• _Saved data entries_
(begin)
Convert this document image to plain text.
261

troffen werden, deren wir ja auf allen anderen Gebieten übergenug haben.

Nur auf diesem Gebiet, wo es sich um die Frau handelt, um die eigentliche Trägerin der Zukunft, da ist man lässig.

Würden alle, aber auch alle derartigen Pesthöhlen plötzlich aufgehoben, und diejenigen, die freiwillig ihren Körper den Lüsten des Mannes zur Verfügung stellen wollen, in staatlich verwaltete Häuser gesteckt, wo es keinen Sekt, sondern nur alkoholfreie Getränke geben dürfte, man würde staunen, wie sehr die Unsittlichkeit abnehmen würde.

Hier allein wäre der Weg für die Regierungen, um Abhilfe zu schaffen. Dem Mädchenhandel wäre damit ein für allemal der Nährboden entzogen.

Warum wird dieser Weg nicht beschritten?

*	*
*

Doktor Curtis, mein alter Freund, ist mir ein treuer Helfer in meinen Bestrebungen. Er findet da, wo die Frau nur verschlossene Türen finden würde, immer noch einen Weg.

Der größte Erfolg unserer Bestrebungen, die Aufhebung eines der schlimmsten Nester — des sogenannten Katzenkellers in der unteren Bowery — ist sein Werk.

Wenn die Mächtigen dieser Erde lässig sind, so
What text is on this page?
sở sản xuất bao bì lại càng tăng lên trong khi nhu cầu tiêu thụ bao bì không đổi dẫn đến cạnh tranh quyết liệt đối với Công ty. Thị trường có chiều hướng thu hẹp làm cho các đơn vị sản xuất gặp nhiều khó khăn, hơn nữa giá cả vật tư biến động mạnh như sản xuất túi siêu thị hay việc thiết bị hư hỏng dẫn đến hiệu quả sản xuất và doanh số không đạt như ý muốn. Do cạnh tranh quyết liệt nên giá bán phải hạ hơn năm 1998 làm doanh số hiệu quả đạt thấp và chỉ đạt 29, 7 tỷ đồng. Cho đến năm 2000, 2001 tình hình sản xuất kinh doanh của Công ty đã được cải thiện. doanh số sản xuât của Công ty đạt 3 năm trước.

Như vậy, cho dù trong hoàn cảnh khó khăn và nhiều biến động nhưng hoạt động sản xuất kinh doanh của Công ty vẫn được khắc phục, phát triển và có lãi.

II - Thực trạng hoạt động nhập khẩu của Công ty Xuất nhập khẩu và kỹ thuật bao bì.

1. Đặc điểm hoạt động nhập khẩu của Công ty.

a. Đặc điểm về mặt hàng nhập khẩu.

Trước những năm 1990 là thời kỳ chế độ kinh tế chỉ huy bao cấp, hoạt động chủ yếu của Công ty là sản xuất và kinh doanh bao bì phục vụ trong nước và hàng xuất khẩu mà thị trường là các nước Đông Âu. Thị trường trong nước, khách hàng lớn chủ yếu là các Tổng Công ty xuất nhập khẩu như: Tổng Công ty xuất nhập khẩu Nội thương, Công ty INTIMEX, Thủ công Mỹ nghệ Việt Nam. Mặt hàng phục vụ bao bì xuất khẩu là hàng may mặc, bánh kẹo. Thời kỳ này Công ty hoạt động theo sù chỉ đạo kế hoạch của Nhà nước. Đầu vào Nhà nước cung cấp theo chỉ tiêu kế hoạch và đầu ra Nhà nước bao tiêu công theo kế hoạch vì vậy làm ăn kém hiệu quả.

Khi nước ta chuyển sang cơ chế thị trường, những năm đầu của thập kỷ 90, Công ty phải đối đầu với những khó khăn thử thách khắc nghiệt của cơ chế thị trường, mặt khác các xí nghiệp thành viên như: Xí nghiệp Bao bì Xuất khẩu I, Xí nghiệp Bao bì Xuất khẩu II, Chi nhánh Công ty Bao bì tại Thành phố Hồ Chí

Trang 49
(end)
Using the listing above, locate the lines that hold "lässig" and copy each one.

• _Output of the exercise_
Nur auf diesem Gebiet, wo es sich um die Frau handelt, um die eigentliche Trägerin der Zukunft, da ist man lässig.
Wenn die Mächtigen dieser Erde lässig sind, so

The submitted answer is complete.